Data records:
________
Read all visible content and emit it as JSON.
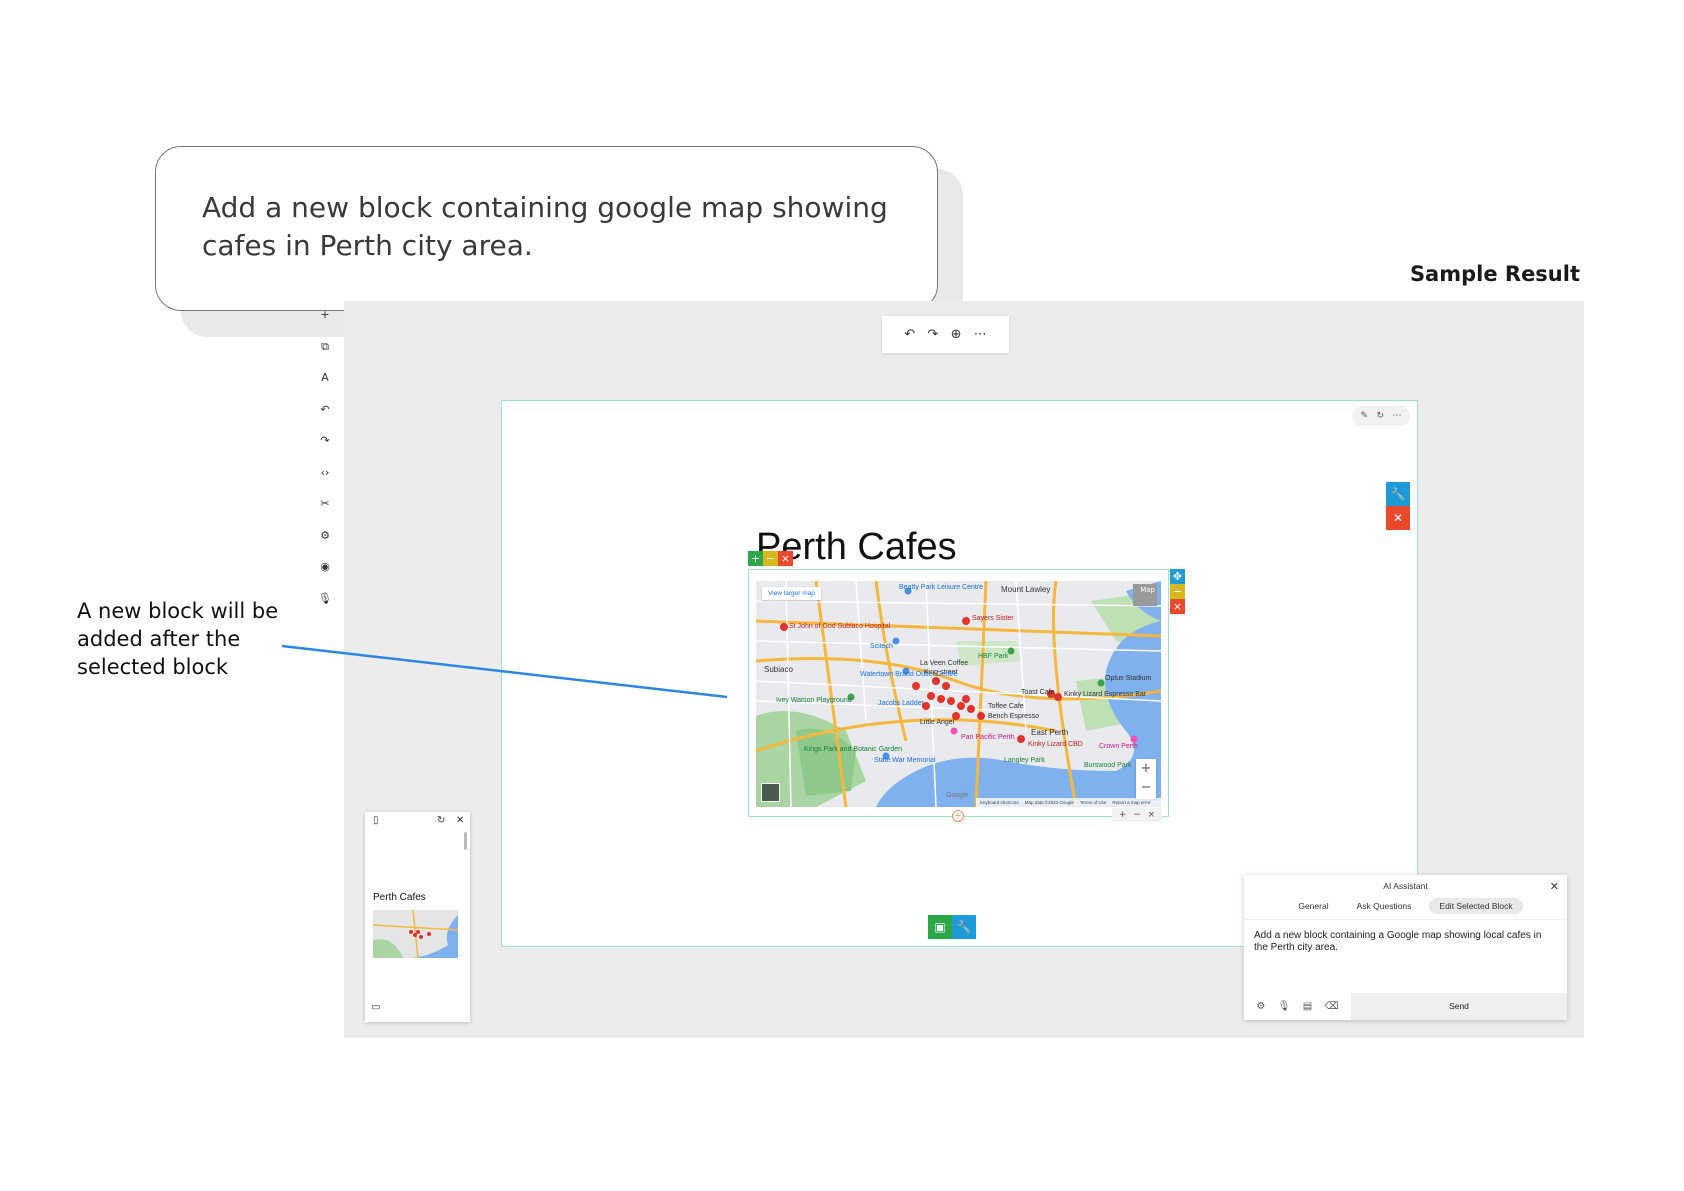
{
  "instruction": {
    "text": "Add a new block containing google map showing cafes in Perth city area."
  },
  "sample_result_label": "Sample Result",
  "annotation": {
    "text": "A new block will be added after the selected block"
  },
  "side_toolbar": {
    "icons": [
      "plus-icon",
      "copy-icon",
      "text-style-icon",
      "undo-icon",
      "redo-icon",
      "code-icon",
      "tools-icon",
      "settings-icon",
      "preview-icon",
      "microphone-icon"
    ]
  },
  "top_toolbar": {
    "icons": [
      "undo-icon",
      "redo-icon",
      "zoom-icon",
      "more-icon"
    ]
  },
  "page": {
    "title": "Perth Cafes"
  },
  "map": {
    "view_larger": "View larger map",
    "labels": {
      "beatty_park": "Beatty Park Leisure Centre",
      "mount_lawley": "Mount Lawley",
      "st_john": "St John of God Subiaco Hospital",
      "sayers": "Sayers Sister",
      "subiaco": "Subiaco",
      "scitech": "Scitech",
      "hbf_park": "HBF Park",
      "la_veen": "La Veen Coffee",
      "king_street": "King street",
      "watertown": "Watertown Brand Outlet Centre",
      "optus": "Optus Stadium",
      "toast": "Toast Cafe",
      "kinky_lizard": "Kinky Lizard Espresso Bar",
      "ivey": "Ivey Watson Playground",
      "jacobs": "Jacobs Ladder",
      "little_angel": "Little Angel",
      "toffee": "Toffee Cafe",
      "bench": "Bench Espresso",
      "pan_pacific": "Pan Pacific Perth",
      "kings_park": "Kings Park and Botanic Garden",
      "east_perth": "East Perth",
      "state_war": "State War Memorial",
      "kinky_cbd": "Kinky Lizard CBD",
      "langley": "Langley Park",
      "crown": "Crown Perth",
      "burswood": "Burswood Park",
      "map_type": "Map"
    },
    "google": "Google",
    "footer": [
      "Keyboard shortcuts",
      "Map data ©2023 Google",
      "Terms of Use",
      "Report a map error"
    ]
  },
  "preview": {
    "title": "Perth Cafes"
  },
  "ai_assistant": {
    "title": "AI Assistant",
    "tabs": [
      "General",
      "Ask Questions",
      "Edit Selected Block"
    ],
    "active_tab": "Edit Selected Block",
    "prompt": "Add a new block containing a Google map showing local cafes in the Perth city area.",
    "send": "Send",
    "icons": [
      "settings-icon",
      "mic-off-icon",
      "chat-icon",
      "eraser-icon"
    ]
  },
  "colors": {
    "accent_green": "#2ca84a",
    "accent_yellow": "#d8b820",
    "accent_red": "#ea4a2c",
    "accent_blue": "#1e9ad6",
    "selection_outline": "#9be5c8",
    "annotation_line": "#2b86e8"
  }
}
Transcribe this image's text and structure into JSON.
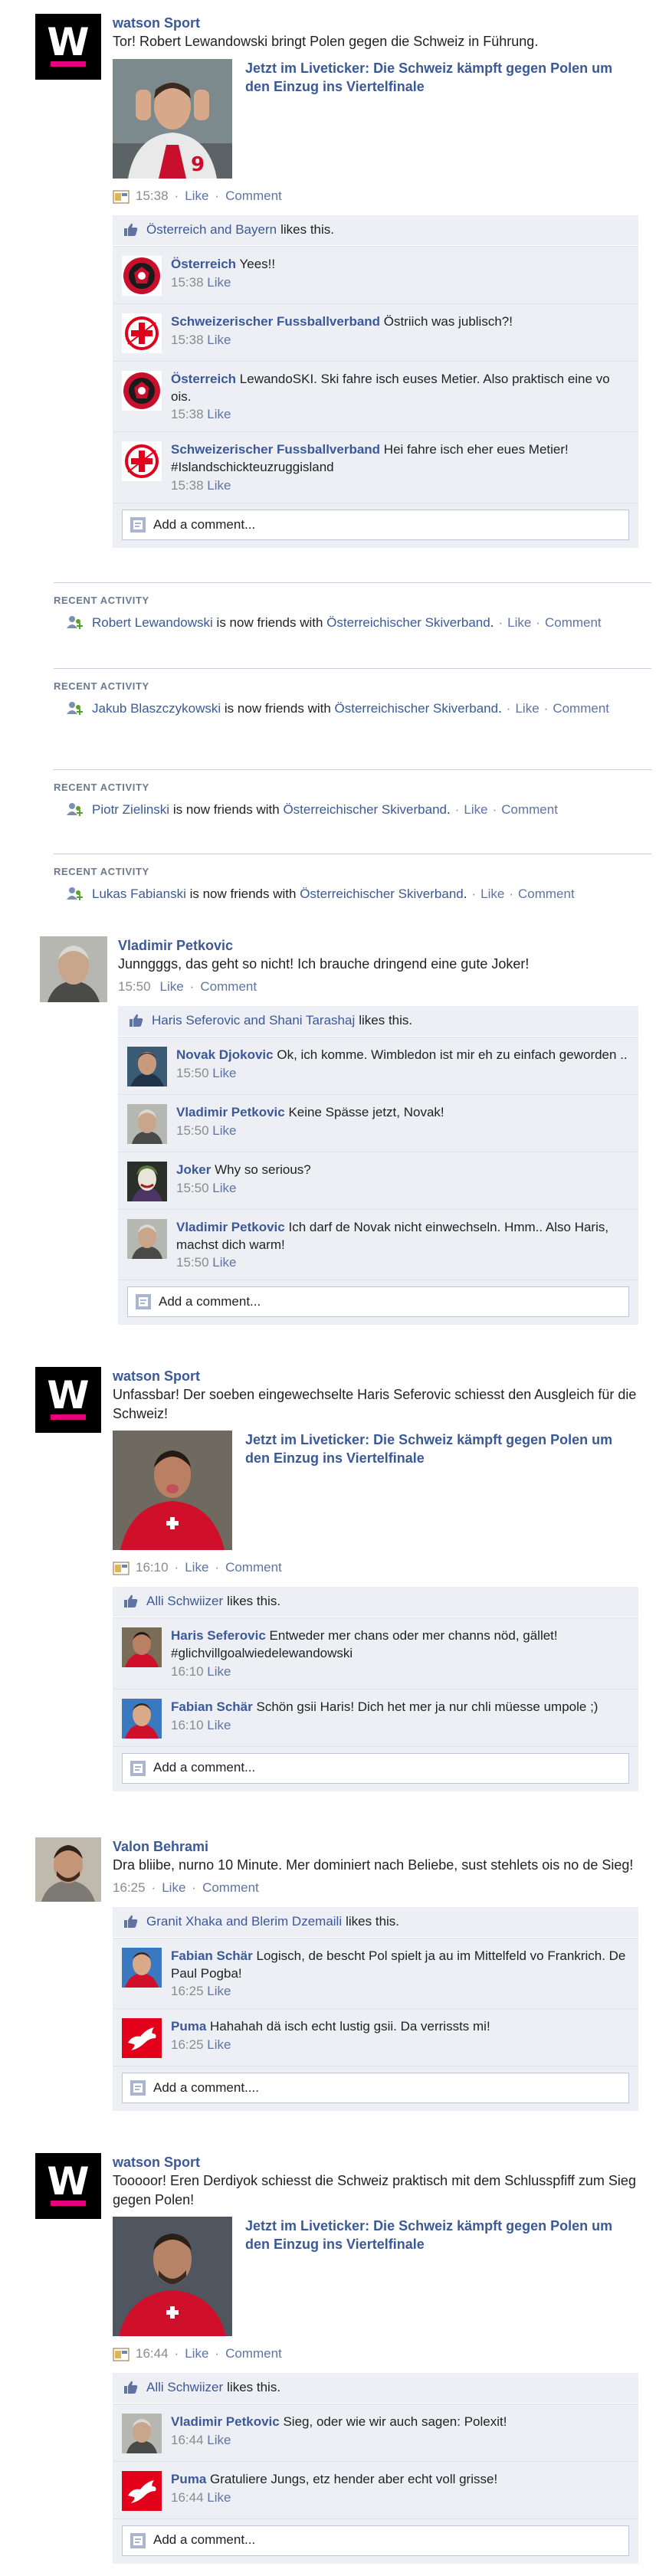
{
  "ui": {
    "like": "Like",
    "comment": "Comment",
    "recent_activity": "Recent Activity",
    "likes_this": "likes this.",
    "add_comment": "Add a comment...",
    "add_comment_alt": "Add a comment....",
    "friends_with": "is now friends with"
  },
  "posts": [
    {
      "author": "watson Sport",
      "text": "Tor! Robert Lewandowski bringt Polen gegen die Schweiz in Führung.",
      "link_title": "Jetzt im Liveticker: Die Schweiz kämpft gegen Polen um den Einzug ins Viertelfinale",
      "time": "15:38",
      "likes": "Österreich and Bayern",
      "comments": [
        {
          "name": "Österreich",
          "text": "Yees!!",
          "time": "15:38"
        },
        {
          "name": "Schweizerischer Fussballverband",
          "text": "Östriich was jublisch?!",
          "time": "15:38"
        },
        {
          "name": "Österreich",
          "text": "LewandoSKI. Ski fahre isch euses Metier. Also praktisch eine vo ois.",
          "time": "15:38"
        },
        {
          "name": "Schweizerischer Fussballverband",
          "text": "Hei fahre isch eher eues Metier! #Islandschickteuzruggisland",
          "time": "15:38"
        }
      ]
    },
    {
      "author": "Vladimir Petkovic",
      "text": "Junngggs, das geht so nicht! Ich brauche dringend eine gute Joker!",
      "time": "15:50",
      "likes": "Haris Seferovic and Shani Tarashaj",
      "comments": [
        {
          "name": "Novak Djokovic",
          "text": "Ok, ich komme. Wimbledon ist mir eh zu einfach geworden ..",
          "time": "15:50"
        },
        {
          "name": "Vladimir Petkovic",
          "text": "Keine Spässe jetzt, Novak!",
          "time": "15:50"
        },
        {
          "name": "Joker",
          "text": "Why so serious?",
          "time": "15:50"
        },
        {
          "name": "Vladimir Petkovic",
          "text": "Ich darf de Novak nicht einwechseln. Hmm.. Also Haris, machst dich warm!",
          "time": "15:50"
        }
      ]
    },
    {
      "author": "watson Sport",
      "text": "Unfassbar! Der soeben eingewechselte Haris Seferovic schiesst den Ausgleich für die Schweiz!",
      "link_title": "Jetzt im Liveticker: Die Schweiz kämpft gegen Polen um den Einzug ins Viertelfinale",
      "time": "16:10",
      "likes": "Alli Schwiizer",
      "comments": [
        {
          "name": "Haris Seferovic",
          "text": "Entweder mer chans oder mer channs nöd, gället! #glichvillgoalwiedelewandowski",
          "time": "16:10"
        },
        {
          "name": "Fabian Schär",
          "text": "Schön gsii Haris! Dich het mer ja nur chli müesse umpole ;)",
          "time": "16:10"
        }
      ]
    },
    {
      "author": "Valon Behrami",
      "text": "Dra bliibe, nurno 10 Minute. Mer dominiert nach Beliebe, sust stehlets ois no de Sieg!",
      "time": "16:25",
      "likes": "Granit Xhaka and Blerim Dzemaili",
      "comments": [
        {
          "name": "Fabian Schär",
          "text": "Logisch, de bescht Pol spielt ja au im Mittelfeld vo Frankrich. De Paul Pogba!",
          "time": "16:25"
        },
        {
          "name": "Puma",
          "text": "Hahahah dä isch echt lustig gsii. Da verrissts mi!",
          "time": "16:25"
        }
      ]
    },
    {
      "author": "watson Sport",
      "text": "Tooooor! Eren Derdiyok schiesst die Schweiz praktisch mit dem Schlusspfiff zum Sieg gegen Polen!",
      "link_title": "Jetzt im Liveticker: Die Schweiz kämpft gegen Polen um den Einzug ins Viertelfinale",
      "time": "16:44",
      "likes": "Alli Schwiizer",
      "comments": [
        {
          "name": "Vladimir Petkovic",
          "text": "Sieg, oder wie wir auch sagen: Polexit!",
          "time": "16:44"
        },
        {
          "name": "Puma",
          "text": "Gratuliere Jungs, etz hender aber echt voll grisse!",
          "time": "16:44"
        }
      ]
    }
  ],
  "activities": [
    {
      "person": "Robert Lewandowski",
      "page": "Österreichischer Skiverband"
    },
    {
      "person": "Jakub Blaszczykowski",
      "page": "Österreichischer Skiverband"
    },
    {
      "person": "Piotr Zielinski",
      "page": "Österreichischer Skiverband"
    },
    {
      "person": "Lukas Fabianski",
      "page": "Österreichischer Skiverband"
    }
  ],
  "colors": {
    "facebook_blue": "#3b5998",
    "watson_pink": "#e6007e",
    "comment_bg": "#edeff4"
  }
}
________
REQUIREMENTS
Leave out all images, then reproduce the entries above exactly.

WORKED ANSWER
Read all visible content and emit it as JSON.
{
  "instruction": {
    "text": "Add a new block containing google map showing cafes in Perth city area."
  },
  "sample_result_label": "Sample Result",
  "annotation": {
    "text": "A new block will be added after the selected block"
  },
  "side_toolbar": {
    "icons": [
      "plus-icon",
      "copy-icon",
      "text-style-icon",
      "undo-icon",
      "redo-icon",
      "code-icon",
      "tools-icon",
      "settings-icon",
      "preview-icon",
      "microphone-icon"
    ]
  },
  "top_toolbar": {
    "icons": [
      "undo-icon",
      "redo-icon",
      "zoom-icon",
      "more-icon"
    ]
  },
  "page": {
    "title": "Perth Cafes"
  },
  "map": {
    "view_larger": "View larger map",
    "labels": {
      "beatty_park": "Beatty Park Leisure Centre",
      "mount_lawley": "Mount Lawley",
      "st_john": "St John of God Subiaco Hospital",
      "sayers": "Sayers Sister",
      "subiaco": "Subiaco",
      "scitech": "Scitech",
      "hbf_park": "HBF Park",
      "la_veen": "La Veen Coffee",
      "king_street": "King street",
      "watertown": "Watertown Brand Outlet Centre",
      "optus": "Optus Stadium",
      "toast": "Toast Cafe",
      "kinky_lizard": "Kinky Lizard Espresso Bar",
      "ivey": "Ivey Watson Playground",
      "jacobs": "Jacobs Ladder",
      "little_angel": "Little Angel",
      "toffee": "Toffee Cafe",
      "bench": "Bench Espresso",
      "pan_pacific": "Pan Pacific Perth",
      "kings_park": "Kings Park and Botanic Garden",
      "east_perth": "East Perth",
      "state_war": "State War Memorial",
      "kinky_cbd": "Kinky Lizard CBD",
      "langley": "Langley Park",
      "crown": "Crown Perth",
      "burswood": "Burswood Park",
      "map_type": "Map"
    },
    "google": "Google",
    "footer": [
      "Keyboard shortcuts",
      "Map data ©2023 Google",
      "Terms of Use",
      "Report a map error"
    ]
  },
  "preview": {
    "title": "Perth Cafes"
  },
  "ai_assistant": {
    "title": "AI Assistant",
    "tabs": [
      "General",
      "Ask Questions",
      "Edit Selected Block"
    ],
    "active_tab": "Edit Selected Block",
    "prompt": "Add a new block containing a Google map showing local cafes in the Perth city area.",
    "send": "Send",
    "icons": [
      "settings-icon",
      "mic-off-icon",
      "chat-icon",
      "eraser-icon"
    ]
  },
  "colors": {
    "accent_green": "#2ca84a",
    "accent_yellow": "#d8b820",
    "accent_red": "#ea4a2c",
    "accent_blue": "#1e9ad6",
    "selection_outline": "#9be5c8",
    "annotation_line": "#2b86e8"
  }
}
Transcribe this image's text and structure into JSON.
{
  "ui": {
    "like": "Like",
    "comment": "Comment",
    "recent_activity": "Recent Activity",
    "likes_this": "likes this.",
    "add_comment": "Add a comment...",
    "add_comment_alt": "Add a comment....",
    "friends_with": "is now friends with"
  },
  "posts": [
    {
      "author": "watson Sport",
      "text": "Tor! Robert Lewandowski bringt Polen gegen die Schweiz in Führung.",
      "link_title": "Jetzt im Liveticker: Die Schweiz kämpft gegen Polen um den Einzug ins Viertelfinale",
      "time": "15:38",
      "likes": "Österreich and Bayern",
      "comments": [
        {
          "name": "Österreich",
          "text": "Yees!!",
          "time": "15:38"
        },
        {
          "name": "Schweizerischer Fussballverband",
          "text": "Östriich was jublisch?!",
          "time": "15:38"
        },
        {
          "name": "Österreich",
          "text": "LewandoSKI. Ski fahre isch euses Metier. Also praktisch eine vo ois.",
          "time": "15:38"
        },
        {
          "name": "Schweizerischer Fussballverband",
          "text": "Hei fahre isch eher eues Metier! #Islandschickteuzruggisland",
          "time": "15:38"
        }
      ]
    },
    {
      "author": "Vladimir Petkovic",
      "text": "Junngggs, das geht so nicht! Ich brauche dringend eine gute Joker!",
      "time": "15:50",
      "likes": "Haris Seferovic and Shani Tarashaj",
      "comments": [
        {
          "name": "Novak Djokovic",
          "text": "Ok, ich komme. Wimbledon ist mir eh zu einfach geworden ..",
          "time": "15:50"
        },
        {
          "name": "Vladimir Petkovic",
          "text": "Keine Spässe jetzt, Novak!",
          "time": "15:50"
        },
        {
          "name": "Joker",
          "text": "Why so serious?",
          "time": "15:50"
        },
        {
          "name": "Vladimir Petkovic",
          "text": "Ich darf de Novak nicht einwechseln. Hmm.. Also Haris, machst dich warm!",
          "time": "15:50"
        }
      ]
    },
    {
      "author": "watson Sport",
      "text": "Unfassbar! Der soeben eingewechselte Haris Seferovic schiesst den Ausgleich für die Schweiz!",
      "link_title": "Jetzt im Liveticker: Die Schweiz kämpft gegen Polen um den Einzug ins Viertelfinale",
      "time": "16:10",
      "likes": "Alli Schwiizer",
      "comments": [
        {
          "name": "Haris Seferovic",
          "text": "Entweder mer chans oder mer channs nöd, gället! #glichvillgoalwiedelewandowski",
          "time": "16:10"
        },
        {
          "name": "Fabian Schär",
          "text": "Schön gsii Haris! Dich het mer ja nur chli müesse umpole ;)",
          "time": "16:10"
        }
      ]
    },
    {
      "author": "Valon Behrami",
      "text": "Dra bliibe, nurno 10 Minute. Mer dominiert nach Beliebe, sust stehlets ois no de Sieg!",
      "time": "16:25",
      "likes": "Granit Xhaka and Blerim Dzemaili",
      "comments": [
        {
          "name": "Fabian Schär",
          "text": "Logisch, de bescht Pol spielt ja au im Mittelfeld vo Frankrich. De Paul Pogba!",
          "time": "16:25"
        },
        {
          "name": "Puma",
          "text": "Hahahah dä isch echt lustig gsii. Da verrissts mi!",
          "time": "16:25"
        }
      ]
    },
    {
      "author": "watson Sport",
      "text": "Tooooor! Eren Derdiyok schiesst die Schweiz praktisch mit dem Schlusspfiff zum Sieg gegen Polen!",
      "link_title": "Jetzt im Liveticker: Die Schweiz kämpft gegen Polen um den Einzug ins Viertelfinale",
      "time": "16:44",
      "likes": "Alli Schwiizer",
      "comments": [
        {
          "name": "Vladimir Petkovic",
          "text": "Sieg, oder wie wir auch sagen: Polexit!",
          "time": "16:44"
        },
        {
          "name": "Puma",
          "text": "Gratuliere Jungs, etz hender aber echt voll grisse!",
          "time": "16:44"
        }
      ]
    }
  ],
  "activities": [
    {
      "person": "Robert Lewandowski",
      "page": "Österreichischer Skiverband"
    },
    {
      "person": "Jakub Blaszczykowski",
      "page": "Österreichischer Skiverband"
    },
    {
      "person": "Piotr Zielinski",
      "page": "Österreichischer Skiverband"
    },
    {
      "person": "Lukas Fabianski",
      "page": "Österreichischer Skiverband"
    }
  ],
  "colors": {
    "facebook_blue": "#3b5998",
    "watson_pink": "#e6007e",
    "comment_bg": "#edeff4"
  }
}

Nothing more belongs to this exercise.